- **Brief**
Reproduce each line bearing the word "http".

[Stored data]
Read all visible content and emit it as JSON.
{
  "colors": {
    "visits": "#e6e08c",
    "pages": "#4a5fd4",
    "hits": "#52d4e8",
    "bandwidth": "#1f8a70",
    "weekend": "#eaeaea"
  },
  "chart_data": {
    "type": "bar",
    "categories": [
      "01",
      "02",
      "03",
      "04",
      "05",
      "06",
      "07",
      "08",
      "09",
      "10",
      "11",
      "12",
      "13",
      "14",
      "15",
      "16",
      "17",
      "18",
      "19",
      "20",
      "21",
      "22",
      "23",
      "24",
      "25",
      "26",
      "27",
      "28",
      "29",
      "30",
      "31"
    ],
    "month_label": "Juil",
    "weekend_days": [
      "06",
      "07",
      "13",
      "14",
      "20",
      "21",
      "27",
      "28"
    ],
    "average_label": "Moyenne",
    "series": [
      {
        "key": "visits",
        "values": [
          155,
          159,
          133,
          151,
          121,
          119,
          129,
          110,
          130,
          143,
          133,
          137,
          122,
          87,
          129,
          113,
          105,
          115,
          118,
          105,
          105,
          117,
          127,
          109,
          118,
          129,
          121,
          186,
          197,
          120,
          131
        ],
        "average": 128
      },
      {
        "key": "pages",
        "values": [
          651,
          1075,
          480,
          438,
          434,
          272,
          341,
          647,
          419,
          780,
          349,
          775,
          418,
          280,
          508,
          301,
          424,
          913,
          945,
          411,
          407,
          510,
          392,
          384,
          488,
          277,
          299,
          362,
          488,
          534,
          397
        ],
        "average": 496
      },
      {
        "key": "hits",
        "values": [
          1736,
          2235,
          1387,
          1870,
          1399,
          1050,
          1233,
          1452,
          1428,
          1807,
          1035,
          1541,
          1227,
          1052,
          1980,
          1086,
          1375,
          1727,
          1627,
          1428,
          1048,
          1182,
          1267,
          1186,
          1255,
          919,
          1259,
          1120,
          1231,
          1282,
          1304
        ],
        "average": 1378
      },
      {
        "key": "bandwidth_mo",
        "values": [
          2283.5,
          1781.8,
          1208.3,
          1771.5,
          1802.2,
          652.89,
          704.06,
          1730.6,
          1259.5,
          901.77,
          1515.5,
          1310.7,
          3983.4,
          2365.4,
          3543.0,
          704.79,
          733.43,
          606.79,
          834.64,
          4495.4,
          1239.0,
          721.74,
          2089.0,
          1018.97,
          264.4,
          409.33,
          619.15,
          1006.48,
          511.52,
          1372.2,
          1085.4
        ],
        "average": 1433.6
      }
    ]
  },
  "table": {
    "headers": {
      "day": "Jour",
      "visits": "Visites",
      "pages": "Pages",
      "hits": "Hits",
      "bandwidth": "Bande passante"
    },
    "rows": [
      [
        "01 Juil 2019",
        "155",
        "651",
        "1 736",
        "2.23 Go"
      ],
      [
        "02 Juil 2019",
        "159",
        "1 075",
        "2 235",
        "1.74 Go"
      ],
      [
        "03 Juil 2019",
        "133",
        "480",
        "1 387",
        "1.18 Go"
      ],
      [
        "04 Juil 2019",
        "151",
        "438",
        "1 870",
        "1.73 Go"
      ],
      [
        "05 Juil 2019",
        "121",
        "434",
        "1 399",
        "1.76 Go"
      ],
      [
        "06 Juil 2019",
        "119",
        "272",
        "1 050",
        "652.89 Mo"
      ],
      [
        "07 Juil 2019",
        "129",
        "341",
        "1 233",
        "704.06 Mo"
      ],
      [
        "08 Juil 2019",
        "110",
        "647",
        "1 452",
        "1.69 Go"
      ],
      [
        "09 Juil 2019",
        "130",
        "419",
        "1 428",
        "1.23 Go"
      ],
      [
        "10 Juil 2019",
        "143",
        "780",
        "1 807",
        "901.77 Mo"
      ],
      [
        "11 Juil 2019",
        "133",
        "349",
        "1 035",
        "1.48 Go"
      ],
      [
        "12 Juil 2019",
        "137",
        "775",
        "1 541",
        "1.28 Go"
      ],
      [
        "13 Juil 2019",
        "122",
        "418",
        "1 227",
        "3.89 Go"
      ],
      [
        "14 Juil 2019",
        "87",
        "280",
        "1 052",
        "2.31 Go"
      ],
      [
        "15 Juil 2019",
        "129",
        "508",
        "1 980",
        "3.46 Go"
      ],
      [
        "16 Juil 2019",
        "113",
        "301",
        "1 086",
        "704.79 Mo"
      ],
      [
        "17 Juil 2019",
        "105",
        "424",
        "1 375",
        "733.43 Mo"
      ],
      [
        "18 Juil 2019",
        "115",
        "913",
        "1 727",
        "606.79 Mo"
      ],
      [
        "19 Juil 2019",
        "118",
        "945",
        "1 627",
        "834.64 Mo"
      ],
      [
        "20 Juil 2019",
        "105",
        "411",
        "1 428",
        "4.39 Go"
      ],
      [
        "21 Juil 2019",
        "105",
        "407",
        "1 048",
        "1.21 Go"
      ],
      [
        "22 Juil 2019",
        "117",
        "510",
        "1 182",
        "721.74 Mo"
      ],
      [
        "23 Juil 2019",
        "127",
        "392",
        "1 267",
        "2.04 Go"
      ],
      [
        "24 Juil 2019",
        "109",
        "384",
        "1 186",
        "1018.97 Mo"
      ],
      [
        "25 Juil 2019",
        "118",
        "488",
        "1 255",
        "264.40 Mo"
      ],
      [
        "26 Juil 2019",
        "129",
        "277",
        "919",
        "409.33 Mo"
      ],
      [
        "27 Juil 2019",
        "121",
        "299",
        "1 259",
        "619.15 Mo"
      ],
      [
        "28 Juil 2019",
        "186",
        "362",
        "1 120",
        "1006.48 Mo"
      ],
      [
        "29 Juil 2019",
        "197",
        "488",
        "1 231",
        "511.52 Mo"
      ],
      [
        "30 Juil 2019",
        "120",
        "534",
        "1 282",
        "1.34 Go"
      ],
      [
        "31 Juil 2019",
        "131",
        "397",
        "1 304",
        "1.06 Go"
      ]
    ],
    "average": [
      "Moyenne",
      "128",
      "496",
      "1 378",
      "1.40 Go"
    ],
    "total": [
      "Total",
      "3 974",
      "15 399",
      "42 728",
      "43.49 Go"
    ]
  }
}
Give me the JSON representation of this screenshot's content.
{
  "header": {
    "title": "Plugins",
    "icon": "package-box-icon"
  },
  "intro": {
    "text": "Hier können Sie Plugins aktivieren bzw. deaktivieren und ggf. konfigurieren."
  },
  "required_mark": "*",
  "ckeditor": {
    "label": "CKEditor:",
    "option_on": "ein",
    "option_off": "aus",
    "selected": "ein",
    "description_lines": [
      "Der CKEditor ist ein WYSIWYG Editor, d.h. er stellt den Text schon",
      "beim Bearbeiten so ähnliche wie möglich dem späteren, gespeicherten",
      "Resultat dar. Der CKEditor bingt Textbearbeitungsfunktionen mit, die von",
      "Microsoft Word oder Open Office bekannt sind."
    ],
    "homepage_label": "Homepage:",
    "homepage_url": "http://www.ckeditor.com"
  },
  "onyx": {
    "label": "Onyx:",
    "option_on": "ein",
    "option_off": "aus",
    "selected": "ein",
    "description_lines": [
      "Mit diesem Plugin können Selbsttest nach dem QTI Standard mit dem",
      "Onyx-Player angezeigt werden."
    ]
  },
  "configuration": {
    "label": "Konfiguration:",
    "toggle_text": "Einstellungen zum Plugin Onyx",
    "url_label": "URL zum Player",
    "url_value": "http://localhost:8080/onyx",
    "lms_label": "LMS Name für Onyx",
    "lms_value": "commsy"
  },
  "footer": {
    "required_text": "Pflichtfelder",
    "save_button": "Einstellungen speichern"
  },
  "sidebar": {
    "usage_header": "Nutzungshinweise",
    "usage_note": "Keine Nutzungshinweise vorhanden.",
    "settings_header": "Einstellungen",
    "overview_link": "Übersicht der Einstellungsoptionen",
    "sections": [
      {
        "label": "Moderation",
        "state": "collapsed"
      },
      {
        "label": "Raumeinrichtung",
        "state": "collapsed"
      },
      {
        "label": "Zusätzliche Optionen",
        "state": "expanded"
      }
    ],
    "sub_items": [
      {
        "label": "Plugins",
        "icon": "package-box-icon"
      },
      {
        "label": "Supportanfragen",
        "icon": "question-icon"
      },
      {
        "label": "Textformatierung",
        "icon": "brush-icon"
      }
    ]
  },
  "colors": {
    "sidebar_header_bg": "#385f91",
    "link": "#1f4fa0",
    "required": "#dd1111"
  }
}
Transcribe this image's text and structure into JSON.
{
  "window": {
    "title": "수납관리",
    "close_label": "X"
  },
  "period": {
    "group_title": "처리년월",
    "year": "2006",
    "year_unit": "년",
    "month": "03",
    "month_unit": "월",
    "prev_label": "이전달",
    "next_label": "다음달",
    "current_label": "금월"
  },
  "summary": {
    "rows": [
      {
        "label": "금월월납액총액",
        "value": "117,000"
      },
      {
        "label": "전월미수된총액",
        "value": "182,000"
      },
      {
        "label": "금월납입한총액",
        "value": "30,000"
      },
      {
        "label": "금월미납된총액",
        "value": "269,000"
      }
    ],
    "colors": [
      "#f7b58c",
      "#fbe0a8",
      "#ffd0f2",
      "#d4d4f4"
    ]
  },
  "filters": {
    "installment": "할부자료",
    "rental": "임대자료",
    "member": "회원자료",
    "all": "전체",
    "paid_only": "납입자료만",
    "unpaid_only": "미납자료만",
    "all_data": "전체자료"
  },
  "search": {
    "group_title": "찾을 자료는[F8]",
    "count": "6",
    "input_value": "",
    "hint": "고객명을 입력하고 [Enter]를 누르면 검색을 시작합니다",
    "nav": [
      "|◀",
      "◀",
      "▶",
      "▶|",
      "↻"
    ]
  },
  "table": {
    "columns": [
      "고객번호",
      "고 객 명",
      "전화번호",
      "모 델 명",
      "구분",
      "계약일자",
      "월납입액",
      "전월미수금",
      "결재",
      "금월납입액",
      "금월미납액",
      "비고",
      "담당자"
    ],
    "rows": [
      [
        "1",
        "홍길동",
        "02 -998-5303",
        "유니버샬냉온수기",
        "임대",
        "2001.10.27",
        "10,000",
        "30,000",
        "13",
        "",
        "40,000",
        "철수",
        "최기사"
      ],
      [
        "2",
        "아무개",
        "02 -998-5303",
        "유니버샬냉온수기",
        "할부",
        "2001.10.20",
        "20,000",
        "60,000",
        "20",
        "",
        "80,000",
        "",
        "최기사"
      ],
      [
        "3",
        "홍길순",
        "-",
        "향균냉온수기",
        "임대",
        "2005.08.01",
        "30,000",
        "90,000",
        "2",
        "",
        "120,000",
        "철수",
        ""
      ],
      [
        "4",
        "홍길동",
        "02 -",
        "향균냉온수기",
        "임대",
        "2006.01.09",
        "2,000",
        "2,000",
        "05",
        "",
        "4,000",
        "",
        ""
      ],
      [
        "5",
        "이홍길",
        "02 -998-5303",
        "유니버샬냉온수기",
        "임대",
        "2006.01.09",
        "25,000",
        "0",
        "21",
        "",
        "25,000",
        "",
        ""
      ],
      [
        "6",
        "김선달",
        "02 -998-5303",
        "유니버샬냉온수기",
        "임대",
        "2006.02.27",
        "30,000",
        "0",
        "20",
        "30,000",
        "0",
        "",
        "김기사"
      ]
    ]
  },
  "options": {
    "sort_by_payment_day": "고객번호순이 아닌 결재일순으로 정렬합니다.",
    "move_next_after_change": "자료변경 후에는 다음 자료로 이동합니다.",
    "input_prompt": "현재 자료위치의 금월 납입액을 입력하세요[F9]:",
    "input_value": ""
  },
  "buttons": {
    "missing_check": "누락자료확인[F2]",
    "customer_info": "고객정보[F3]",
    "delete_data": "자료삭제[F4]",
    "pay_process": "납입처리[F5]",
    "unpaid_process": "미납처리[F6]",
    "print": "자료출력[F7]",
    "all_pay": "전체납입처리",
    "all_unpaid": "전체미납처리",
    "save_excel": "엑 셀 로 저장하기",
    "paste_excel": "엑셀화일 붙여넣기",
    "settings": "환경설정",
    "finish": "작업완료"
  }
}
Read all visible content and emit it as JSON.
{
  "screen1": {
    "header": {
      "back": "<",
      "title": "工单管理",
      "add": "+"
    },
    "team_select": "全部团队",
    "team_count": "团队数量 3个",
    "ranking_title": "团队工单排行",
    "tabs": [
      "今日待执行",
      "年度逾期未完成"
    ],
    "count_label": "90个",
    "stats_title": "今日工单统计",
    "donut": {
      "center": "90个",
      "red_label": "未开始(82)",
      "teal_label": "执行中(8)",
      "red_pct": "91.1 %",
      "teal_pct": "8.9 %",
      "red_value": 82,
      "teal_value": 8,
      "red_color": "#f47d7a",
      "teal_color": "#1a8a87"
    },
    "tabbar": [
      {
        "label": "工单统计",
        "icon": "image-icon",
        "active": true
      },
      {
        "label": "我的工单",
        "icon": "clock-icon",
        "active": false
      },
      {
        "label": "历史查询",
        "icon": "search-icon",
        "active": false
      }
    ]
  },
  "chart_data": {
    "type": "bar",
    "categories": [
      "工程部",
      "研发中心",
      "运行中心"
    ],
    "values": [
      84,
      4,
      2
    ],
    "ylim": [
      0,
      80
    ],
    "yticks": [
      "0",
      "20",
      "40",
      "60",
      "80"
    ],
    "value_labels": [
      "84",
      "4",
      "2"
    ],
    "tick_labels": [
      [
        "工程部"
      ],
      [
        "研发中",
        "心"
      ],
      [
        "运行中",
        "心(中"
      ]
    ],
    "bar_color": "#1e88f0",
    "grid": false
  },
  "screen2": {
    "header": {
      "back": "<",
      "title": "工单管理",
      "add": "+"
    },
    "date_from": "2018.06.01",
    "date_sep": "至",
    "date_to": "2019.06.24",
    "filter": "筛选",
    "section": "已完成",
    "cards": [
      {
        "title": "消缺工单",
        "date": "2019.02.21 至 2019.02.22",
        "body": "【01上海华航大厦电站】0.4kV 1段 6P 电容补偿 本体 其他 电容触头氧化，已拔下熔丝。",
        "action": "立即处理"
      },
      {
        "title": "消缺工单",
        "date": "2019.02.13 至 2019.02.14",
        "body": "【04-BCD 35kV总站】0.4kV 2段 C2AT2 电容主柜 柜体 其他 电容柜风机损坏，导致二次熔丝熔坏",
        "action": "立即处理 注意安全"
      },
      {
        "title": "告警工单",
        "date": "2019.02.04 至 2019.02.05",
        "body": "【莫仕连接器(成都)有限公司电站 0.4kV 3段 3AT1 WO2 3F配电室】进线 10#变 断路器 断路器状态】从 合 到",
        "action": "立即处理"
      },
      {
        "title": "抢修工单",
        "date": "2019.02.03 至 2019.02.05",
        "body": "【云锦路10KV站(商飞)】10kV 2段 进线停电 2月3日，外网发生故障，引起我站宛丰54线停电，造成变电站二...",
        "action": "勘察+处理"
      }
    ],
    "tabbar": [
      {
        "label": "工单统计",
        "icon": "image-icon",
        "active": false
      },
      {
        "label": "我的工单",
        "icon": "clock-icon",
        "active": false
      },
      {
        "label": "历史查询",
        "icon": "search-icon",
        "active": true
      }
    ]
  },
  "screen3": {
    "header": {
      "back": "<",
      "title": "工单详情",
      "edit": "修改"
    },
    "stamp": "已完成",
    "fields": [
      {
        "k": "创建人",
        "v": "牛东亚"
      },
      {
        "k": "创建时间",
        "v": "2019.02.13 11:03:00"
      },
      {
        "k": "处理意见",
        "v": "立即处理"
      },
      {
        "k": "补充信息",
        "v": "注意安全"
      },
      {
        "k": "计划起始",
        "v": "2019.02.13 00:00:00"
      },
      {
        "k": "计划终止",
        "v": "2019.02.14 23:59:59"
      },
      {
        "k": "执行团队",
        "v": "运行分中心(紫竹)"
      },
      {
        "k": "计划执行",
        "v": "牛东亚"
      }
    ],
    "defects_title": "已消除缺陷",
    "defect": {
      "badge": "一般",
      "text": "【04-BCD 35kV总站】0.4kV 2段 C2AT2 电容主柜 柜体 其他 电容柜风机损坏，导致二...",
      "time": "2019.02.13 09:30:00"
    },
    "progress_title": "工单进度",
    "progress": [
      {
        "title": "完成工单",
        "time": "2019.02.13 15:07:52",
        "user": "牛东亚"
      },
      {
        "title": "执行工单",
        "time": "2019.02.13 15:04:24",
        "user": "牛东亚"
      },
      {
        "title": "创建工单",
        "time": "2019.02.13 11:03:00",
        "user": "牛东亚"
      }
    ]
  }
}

- **Result of this exercise**
    "homepage_url": "http://www.ckeditor.com"
    "url_value": "http://localhost:8080/onyx",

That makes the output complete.